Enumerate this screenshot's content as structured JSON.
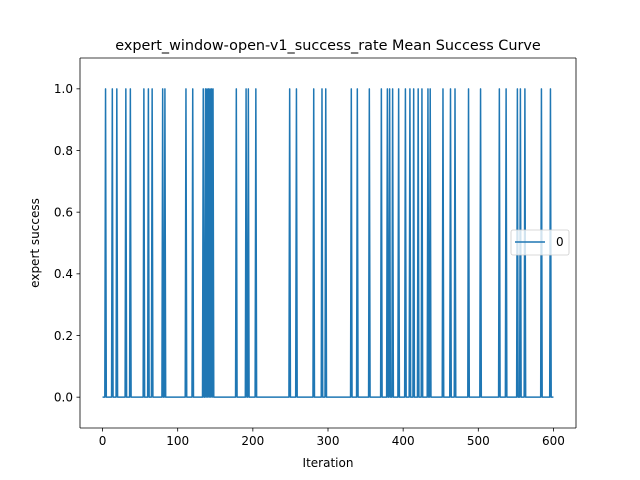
{
  "chart_data": {
    "type": "line",
    "title": "expert_window-open-v1_success_rate Mean Success Curve",
    "xlabel": "Iteration",
    "ylabel": "expert success",
    "xlim": [
      -30,
      630
    ],
    "ylim": [
      -0.1,
      1.1
    ],
    "x_ticks": [
      0,
      100,
      200,
      300,
      400,
      500,
      600
    ],
    "x_tick_labels": [
      "0",
      "100",
      "200",
      "300",
      "400",
      "500",
      "600"
    ],
    "y_ticks": [
      0.0,
      0.2,
      0.4,
      0.6,
      0.8,
      1.0
    ],
    "y_tick_labels": [
      "0.0",
      "0.2",
      "0.4",
      "0.6",
      "0.8",
      "1.0"
    ],
    "grid": false,
    "legend_placement": "center-right",
    "series": [
      {
        "name": "0",
        "color": "#1f77b4",
        "x_range": [
          0,
          600
        ],
        "baseline": 0,
        "spike_value": 1,
        "spike_iterations": [
          4,
          13,
          19,
          31,
          37,
          55,
          61,
          66,
          80,
          83,
          111,
          120,
          134,
          137,
          139,
          141,
          143,
          145,
          147,
          178,
          191,
          194,
          204,
          249,
          258,
          281,
          292,
          297,
          331,
          339,
          355,
          371,
          379,
          382,
          386,
          394,
          403,
          409,
          414,
          420,
          425,
          433,
          436,
          453,
          463,
          469,
          487,
          503,
          528,
          537,
          552,
          556,
          562,
          584,
          596
        ]
      }
    ]
  }
}
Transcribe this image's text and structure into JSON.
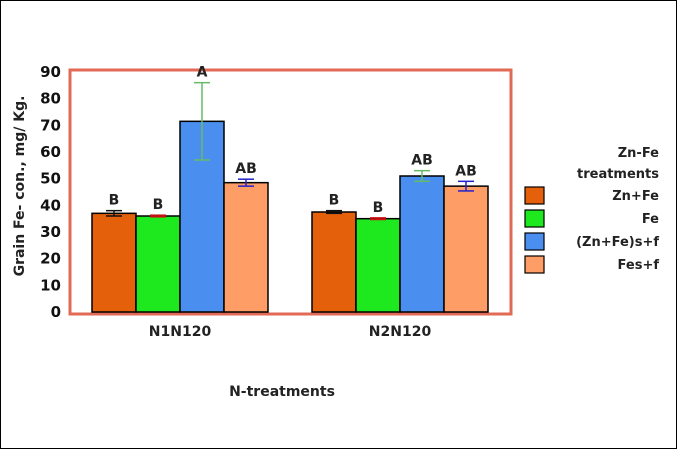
{
  "chart_data": {
    "type": "bar",
    "xlabel": "N-treatments",
    "ylabel": "Grain Fe- con., mg/ Kg.",
    "ylim": [
      0,
      90
    ],
    "yticks": [
      0,
      10,
      20,
      30,
      40,
      50,
      60,
      70,
      80,
      90
    ],
    "categories": [
      "N1N120",
      "N2N120"
    ],
    "legend_title": "Zn-Fe treatments",
    "legend_position": "right",
    "grid": false,
    "series": [
      {
        "name": "Zn+Fe",
        "color": "#e4600a",
        "values": [
          37,
          37.5
        ],
        "errors": [
          1,
          0.5
        ],
        "letters": [
          "B",
          "B"
        ],
        "error_color": "#111111"
      },
      {
        "name": "Fe",
        "color": "#1ee81e",
        "values": [
          36,
          35
        ],
        "errors": [
          0.3,
          0.3
        ],
        "letters": [
          "B",
          "B"
        ],
        "error_color": "#cc1111"
      },
      {
        "name": "(Zn+Fe)s+f",
        "color": "#4a8ff0",
        "values": [
          71.5,
          51
        ],
        "errors": [
          14.5,
          2
        ],
        "letters": [
          "A",
          "AB"
        ],
        "error_color": "#66bb66"
      },
      {
        "name": "Fes+f",
        "color": "#ff9d66",
        "values": [
          48.5,
          47.2
        ],
        "errors": [
          1.3,
          1.8
        ],
        "letters": [
          "AB",
          "AB"
        ],
        "error_color": "#2222cc"
      }
    ]
  }
}
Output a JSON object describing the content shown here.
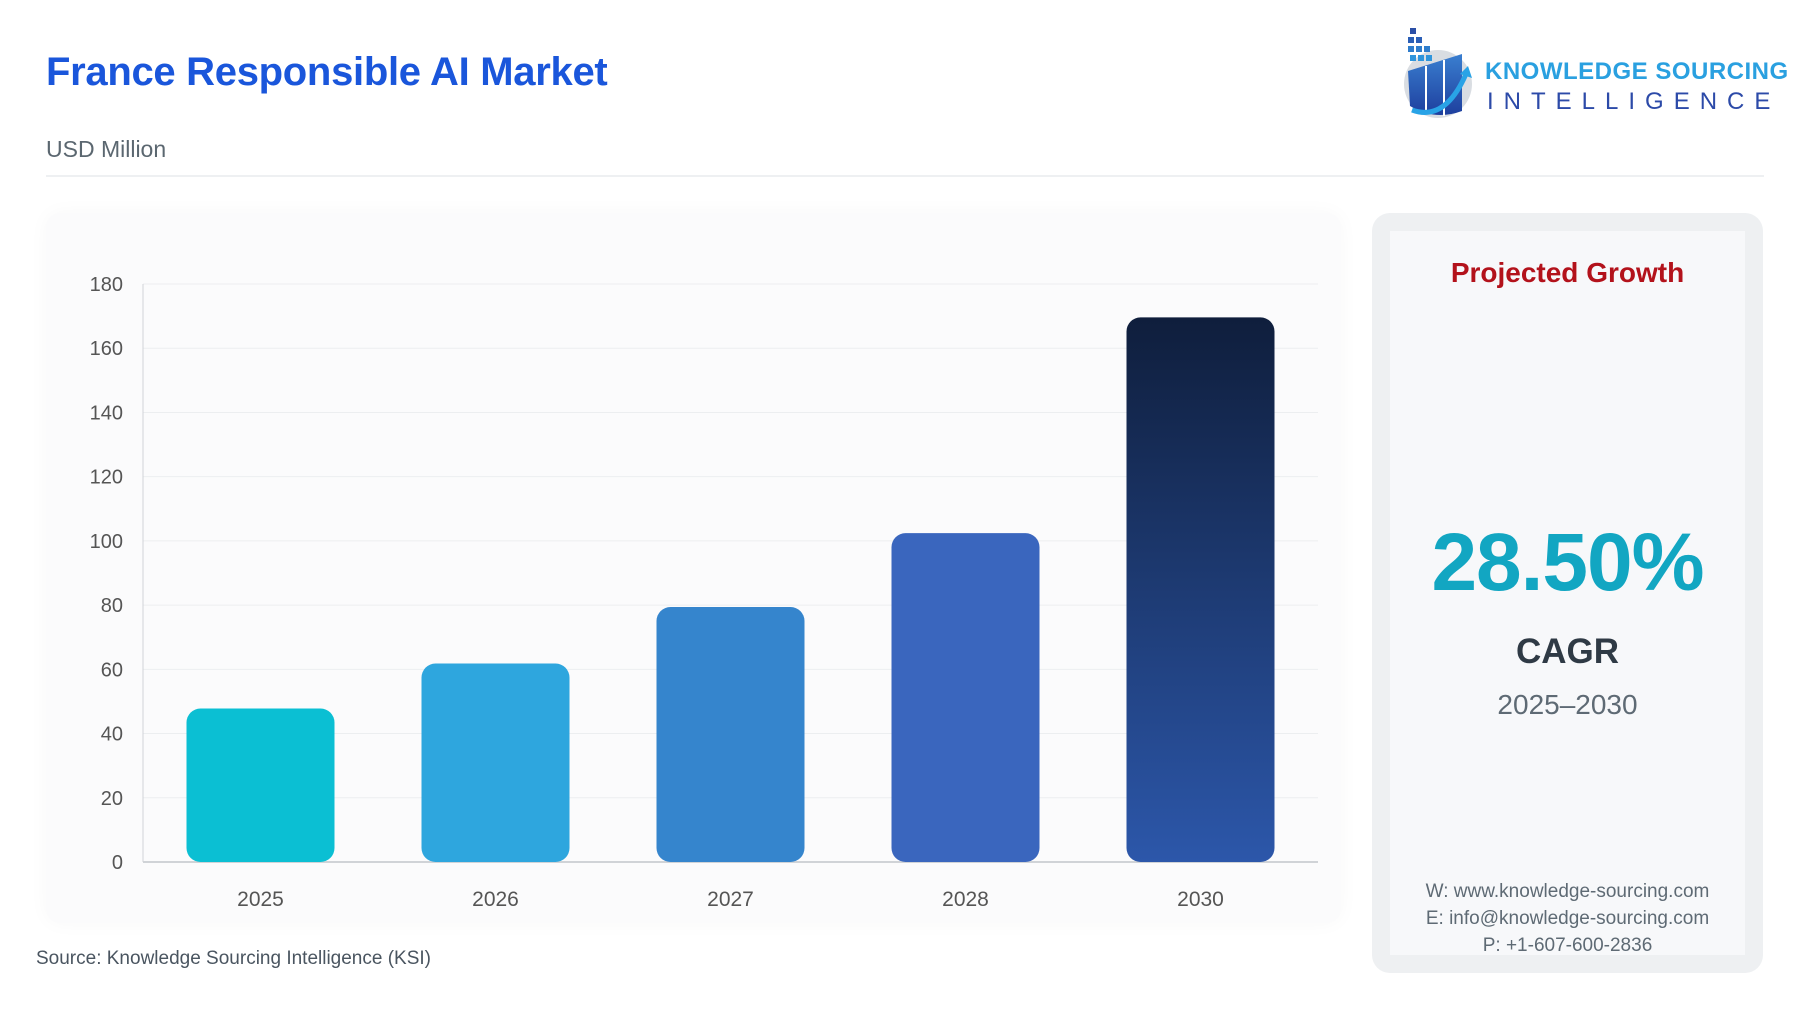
{
  "header": {
    "title": "France Responsible AI Market",
    "unit": "USD Million"
  },
  "logo": {
    "line1": "KNOWLEDGE SOURCING",
    "line2": "INTELLIGENCE"
  },
  "chart_data": {
    "type": "bar",
    "title": "France Responsible AI Market",
    "ylabel": "USD Million",
    "xlabel": "",
    "categories": [
      "2025",
      "2026",
      "2027",
      "2028",
      "2030"
    ],
    "values": [
      47.8,
      61.8,
      79.4,
      102.4,
      169.6
    ],
    "ylim": [
      0,
      180
    ],
    "yticks": [
      "0",
      "20",
      "40",
      "60",
      "80",
      "100",
      "120",
      "140",
      "160",
      "180"
    ],
    "grid": true,
    "legend": "none",
    "colors": [
      "#0bbfd3",
      "#2ea6de",
      "#3585cd",
      "#3a66be",
      "#1e3f7e"
    ]
  },
  "source": "Source: Knowledge Sourcing Intelligence (KSI)",
  "panel": {
    "heading": "Projected Growth",
    "cagr_value": "28.50%",
    "cagr_label": "CAGR",
    "period": "2025–2030",
    "website": "W: www.knowledge-sourcing.com",
    "email": "E: info@knowledge-sourcing.com",
    "phone": "P: +1-607-600-2836"
  }
}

WHAT TO DO: Report all lines of the material that contain the word "name".

EXERCISE RESULT:
        "name": "0",
        "name": "Zn+Fe",
        "name": "Fe",
        "name": "(Zn+Fe)s+f",
        "name": "Fes+f",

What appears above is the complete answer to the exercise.